▶ [Text]
★ ★ ★ ★ ★ ★ ★
Hi Mo and Christian,
BTW, do we have a meta package that pulls everything in?
Like nvidia-cuda-toolkit pulls everything, including the
docs, utils, and nvidia-cuda-dev. That -dev package pulls
most libraries including cublas, cusparse, etc.
No, we do not. It would be a good idea, though. Inexperienced users don't know what specific components they need, so a "kitchen sink" package that just installs everything may be necessary just to help people get started. We could probably close out the ancient ITP for "rocm-all" upon adding such a metapackage [1].
I would also like "rocm", but that could create problems on a system with both Debian (or Ubuntu) and upstream APT sources enabled, which for Ubuntu is a use case advertised by Upstream. Users would have to notice this, and select the correct "rocm" version. It seems that upstream "rocm" has a version number that will always be newer than ours, eg: upstream: 6.2.1.60201-112~22.04 us (eventually): 6.2.1 I looked at upstream's container [1] for other issues and at first glance, it seems that most [2] names would not conflict (eg: "rocrand" vs our "librocrand1"), and also would not conflict by path (upstream installs to /opt") so would be co-installable. So do we want to use "rocm" and accept some possible confusion and/or apt_preferences(5) trickery requirement, or should we go with "rocm-deb" or "rocm-dist" or similar. Likewise for -dev.
★ ★ ★ ★ ★ ★ ★
▶ [Supplied records]
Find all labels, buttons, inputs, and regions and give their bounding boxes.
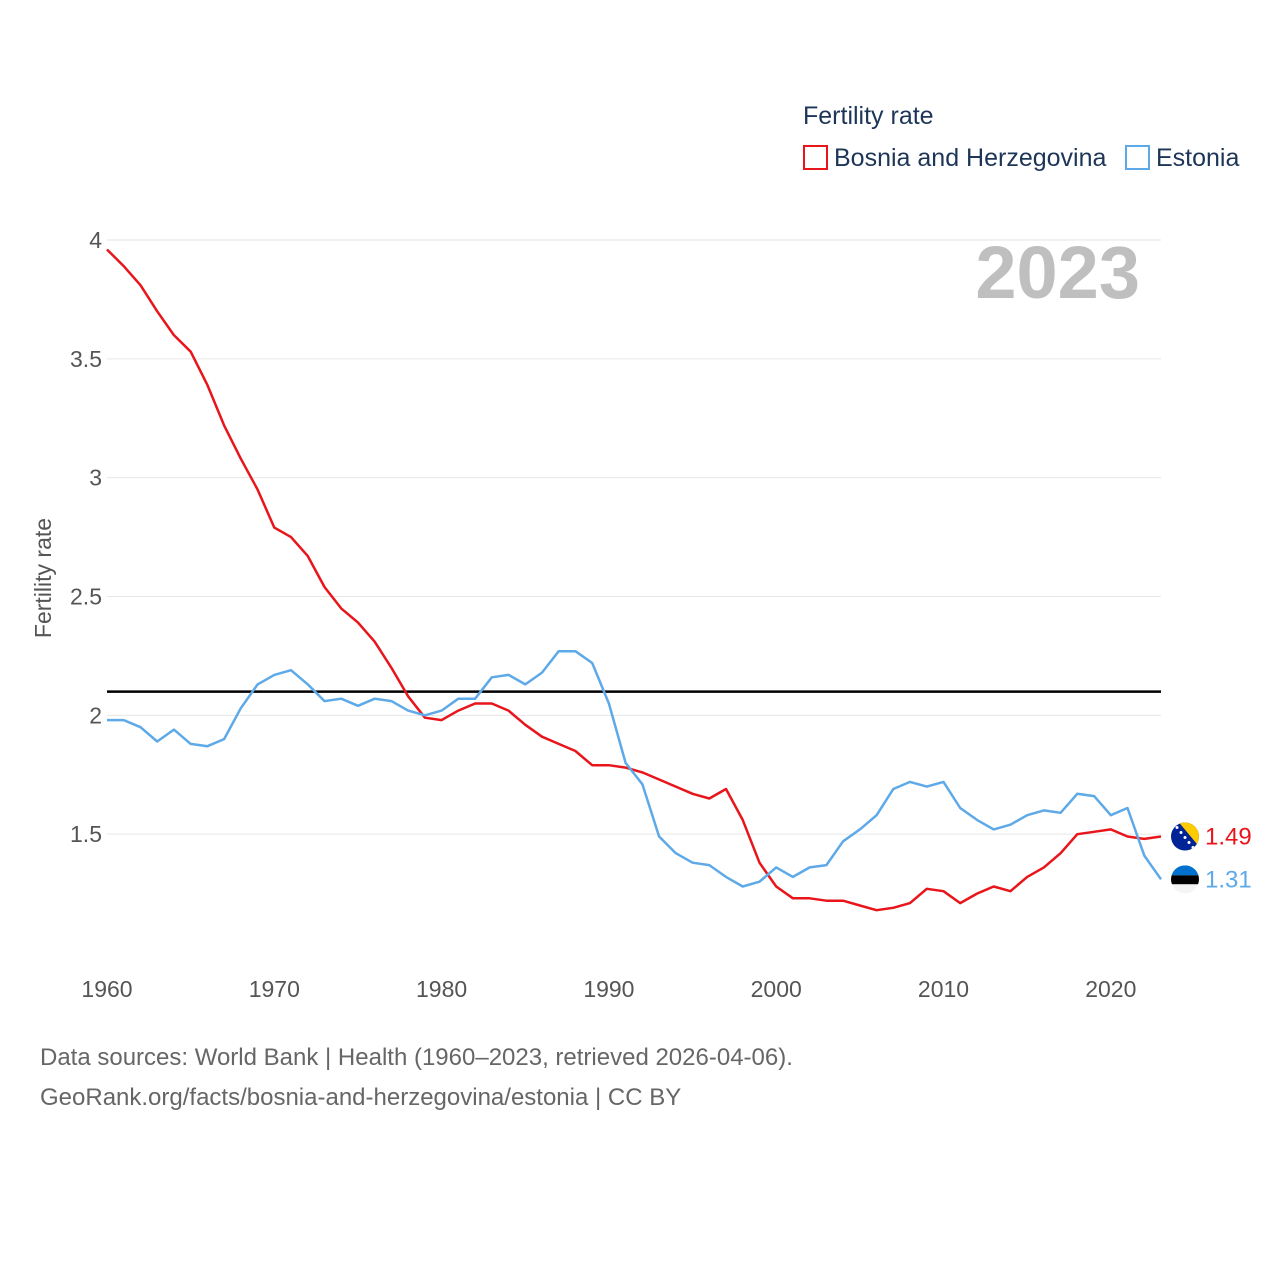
legend-label-bosnia[interactable]: Bosnia and Herzegovina — [834, 144, 1106, 172]
y-tick-label: 3.5 — [70, 346, 102, 372]
x-tick-label: 1990 — [583, 976, 634, 1002]
bosnia-flag-icon — [1171, 822, 1199, 851]
y-tick-label: 4 — [89, 227, 102, 253]
x-tick-label: 1970 — [249, 976, 300, 1002]
series-line-bosnia[interactable] — [106, 248, 1162, 912]
x-tick-label: 1960 — [81, 976, 132, 1002]
legend-swatch-bosnia[interactable] — [803, 145, 828, 170]
x-tick-label: 1980 — [416, 976, 467, 1002]
legend-title: Fertility rate — [803, 102, 934, 130]
footer-link[interactable]: GeoRank.org/facts/bosnia-and-herzegovina… — [40, 1084, 682, 1111]
x-tick-label: 2000 — [751, 976, 802, 1002]
legend-label-estonia[interactable]: Estonia — [1156, 144, 1239, 172]
legend-swatch-estonia[interactable] — [1125, 145, 1150, 170]
series-lines — [106, 248, 1163, 912]
gridlines — [107, 239, 1161, 835]
y-axis-title: Fertility rate — [30, 518, 56, 638]
end-value-bosnia: 1.49 — [1205, 824, 1252, 851]
y-tick-label: 2 — [89, 702, 102, 728]
x-axis-ticks: 1960 1970 1980 1990 2000 2010 2020 — [81, 976, 1136, 1002]
legend: Fertility rate Bosnia and Herzegovina Es… — [803, 102, 1239, 172]
footer-sources: Data sources: World Bank | Health (1960–… — [40, 1044, 793, 1071]
end-marker-bosnia: 1.49 — [1171, 822, 1252, 851]
y-tick-label: 3 — [89, 465, 102, 491]
y-axis-ticks: 1.5 2 2.5 3 3.5 4 — [70, 227, 102, 847]
end-value-estonia: 1.31 — [1205, 866, 1252, 893]
series-line-estonia[interactable] — [107, 649, 1163, 888]
end-marker-estonia: 1.31 — [1171, 865, 1252, 894]
y-tick-label: 1.5 — [70, 821, 102, 847]
x-tick-label: 2010 — [918, 976, 969, 1002]
current-year-label: 2023 — [975, 231, 1140, 314]
y-tick-label: 2.5 — [70, 584, 102, 610]
x-tick-label: 2020 — [1085, 976, 1136, 1002]
estonia-flag-icon — [1171, 865, 1199, 894]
★ ★ ★ ★ ★ ★ ★
▶ [Challenges]
(a) In the ROCm thread, which ancient ITP could be closed once a metapackage that installs everything is added?
(b) Reproduce verbatim the portion of the ROCm thread that begins at the words "No, we do not." and stops after "a metapackage [1].".

▶ [Answers provided]
(a) The ITP for "rocm-all".

(b)
No, we do not. It would be a good idea, though. Inexperienced users don't know what specific components they need, so a "kitchen sink" package that just installs everything may be necessary just to help people get started. We could probably close out the ancient ITP for "rocm-all" upon adding such a metapackage [1].